**Description of the task**
Go through the material below and count the lines with the string "trompo"; the number is the whole answer.

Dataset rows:

— start —

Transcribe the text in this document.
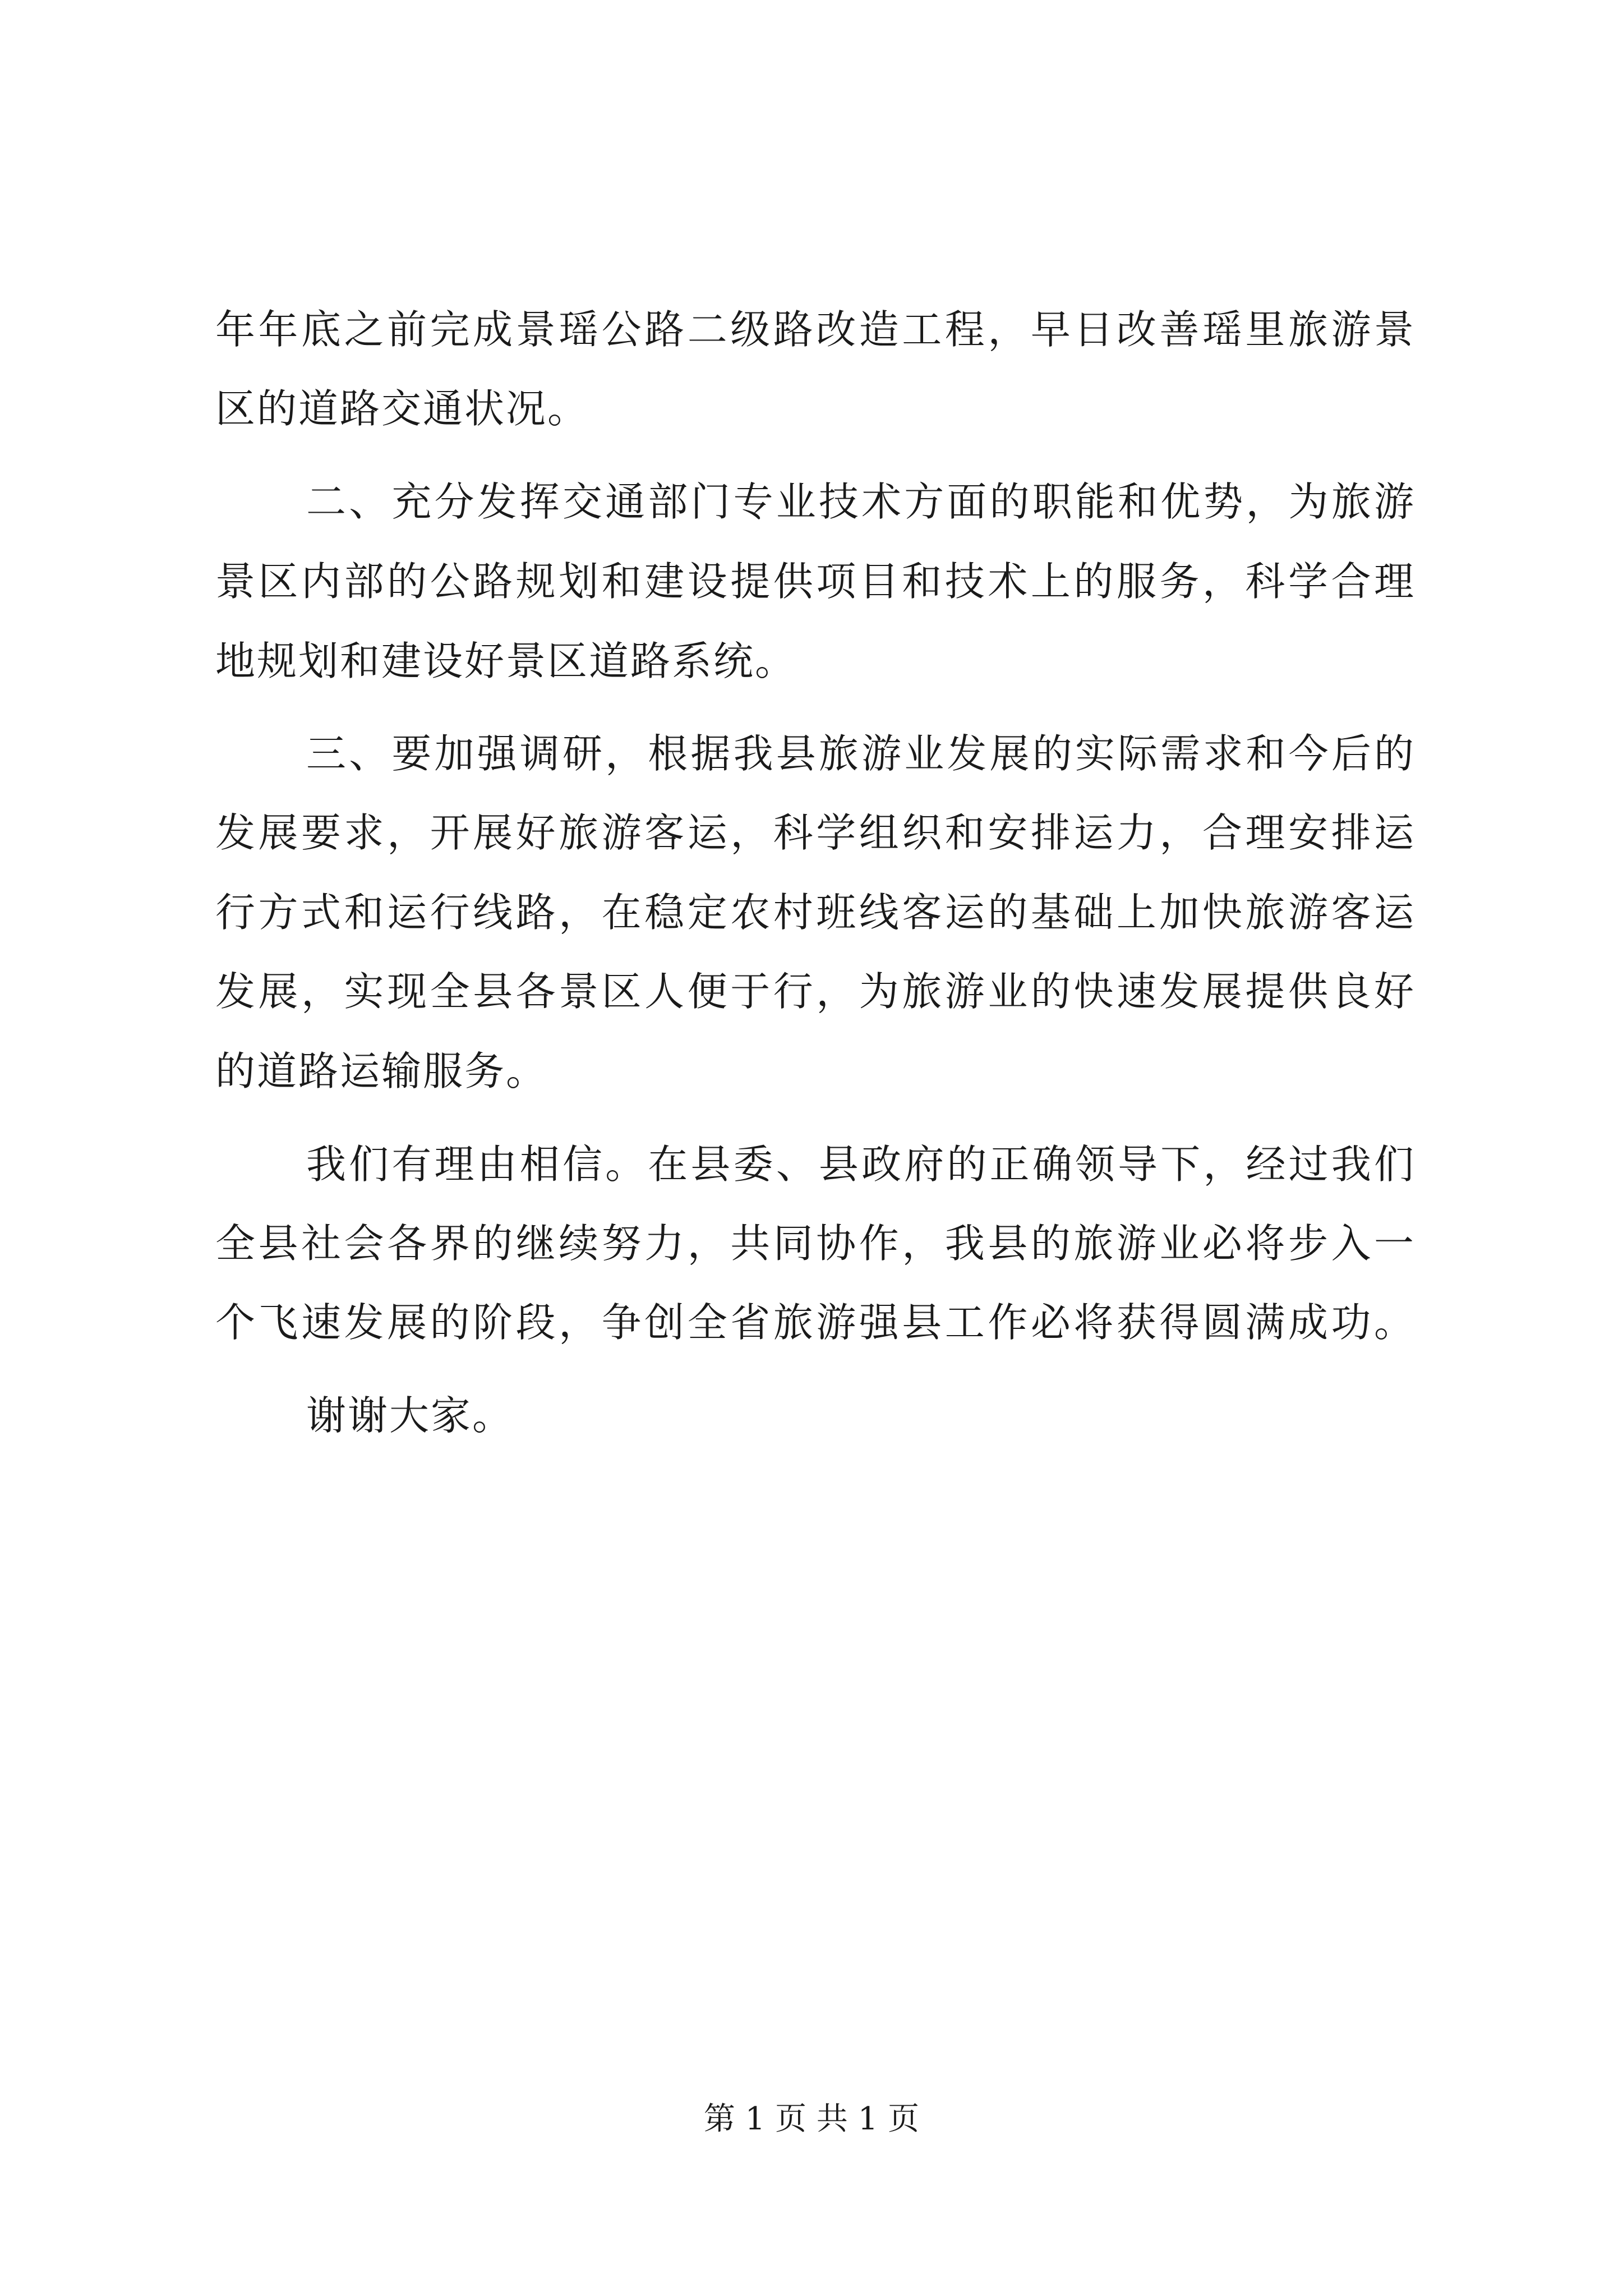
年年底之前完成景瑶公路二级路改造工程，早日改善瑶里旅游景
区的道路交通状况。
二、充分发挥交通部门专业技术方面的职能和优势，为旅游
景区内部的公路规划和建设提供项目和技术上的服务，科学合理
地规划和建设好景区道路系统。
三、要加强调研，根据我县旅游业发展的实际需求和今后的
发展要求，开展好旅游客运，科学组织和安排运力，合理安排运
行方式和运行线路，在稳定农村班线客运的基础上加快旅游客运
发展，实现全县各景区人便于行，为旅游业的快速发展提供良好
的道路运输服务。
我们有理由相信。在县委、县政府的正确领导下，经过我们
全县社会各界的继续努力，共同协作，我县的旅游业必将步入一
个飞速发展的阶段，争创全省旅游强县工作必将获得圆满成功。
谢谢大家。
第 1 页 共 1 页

— end —
— start —

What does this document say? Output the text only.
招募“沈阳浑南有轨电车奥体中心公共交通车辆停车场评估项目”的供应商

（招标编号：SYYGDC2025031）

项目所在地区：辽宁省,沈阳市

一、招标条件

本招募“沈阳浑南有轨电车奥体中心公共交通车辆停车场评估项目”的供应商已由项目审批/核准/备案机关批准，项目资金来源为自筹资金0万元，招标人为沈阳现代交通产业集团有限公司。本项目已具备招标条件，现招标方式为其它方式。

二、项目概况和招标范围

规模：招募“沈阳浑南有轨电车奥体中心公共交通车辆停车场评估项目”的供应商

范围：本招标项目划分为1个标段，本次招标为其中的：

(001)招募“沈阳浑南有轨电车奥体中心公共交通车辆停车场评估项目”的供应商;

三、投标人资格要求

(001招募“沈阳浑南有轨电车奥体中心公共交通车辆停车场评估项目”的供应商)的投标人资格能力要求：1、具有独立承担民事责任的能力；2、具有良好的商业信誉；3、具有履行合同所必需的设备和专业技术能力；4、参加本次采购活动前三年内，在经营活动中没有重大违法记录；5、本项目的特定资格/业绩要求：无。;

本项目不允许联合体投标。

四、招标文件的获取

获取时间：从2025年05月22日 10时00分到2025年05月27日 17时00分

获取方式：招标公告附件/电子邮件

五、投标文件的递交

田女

— end —
— start —

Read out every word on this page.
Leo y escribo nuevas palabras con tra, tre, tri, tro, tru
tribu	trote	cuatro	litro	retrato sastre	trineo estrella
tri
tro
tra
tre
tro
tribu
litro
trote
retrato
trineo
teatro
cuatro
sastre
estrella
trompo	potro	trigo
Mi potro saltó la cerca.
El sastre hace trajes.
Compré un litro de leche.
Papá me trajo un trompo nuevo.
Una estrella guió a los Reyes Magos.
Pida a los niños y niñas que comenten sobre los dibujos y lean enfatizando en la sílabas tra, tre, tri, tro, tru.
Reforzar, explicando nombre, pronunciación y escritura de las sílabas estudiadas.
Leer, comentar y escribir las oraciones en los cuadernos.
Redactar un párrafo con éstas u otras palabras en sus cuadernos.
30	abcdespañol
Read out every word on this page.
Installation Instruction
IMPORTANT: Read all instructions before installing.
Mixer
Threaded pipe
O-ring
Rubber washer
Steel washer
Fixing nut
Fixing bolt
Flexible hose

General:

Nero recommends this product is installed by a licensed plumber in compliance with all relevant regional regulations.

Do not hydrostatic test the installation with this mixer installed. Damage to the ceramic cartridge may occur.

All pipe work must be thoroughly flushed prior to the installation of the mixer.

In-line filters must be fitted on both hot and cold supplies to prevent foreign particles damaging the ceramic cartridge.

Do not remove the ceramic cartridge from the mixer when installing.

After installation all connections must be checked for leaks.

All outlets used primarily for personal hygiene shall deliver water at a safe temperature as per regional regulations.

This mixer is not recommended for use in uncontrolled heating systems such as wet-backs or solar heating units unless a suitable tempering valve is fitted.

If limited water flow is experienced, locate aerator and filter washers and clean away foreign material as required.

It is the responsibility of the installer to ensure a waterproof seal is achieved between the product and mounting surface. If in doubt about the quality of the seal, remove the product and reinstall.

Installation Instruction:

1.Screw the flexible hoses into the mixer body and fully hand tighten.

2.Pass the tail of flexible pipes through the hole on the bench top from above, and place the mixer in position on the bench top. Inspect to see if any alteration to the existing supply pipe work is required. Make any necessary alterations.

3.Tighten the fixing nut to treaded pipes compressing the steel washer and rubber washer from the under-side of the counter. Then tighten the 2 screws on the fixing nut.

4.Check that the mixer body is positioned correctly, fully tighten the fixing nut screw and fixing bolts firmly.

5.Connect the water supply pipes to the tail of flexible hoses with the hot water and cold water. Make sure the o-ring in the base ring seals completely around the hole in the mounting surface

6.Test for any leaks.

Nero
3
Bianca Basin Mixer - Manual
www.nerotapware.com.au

— end —

**Complete response**
2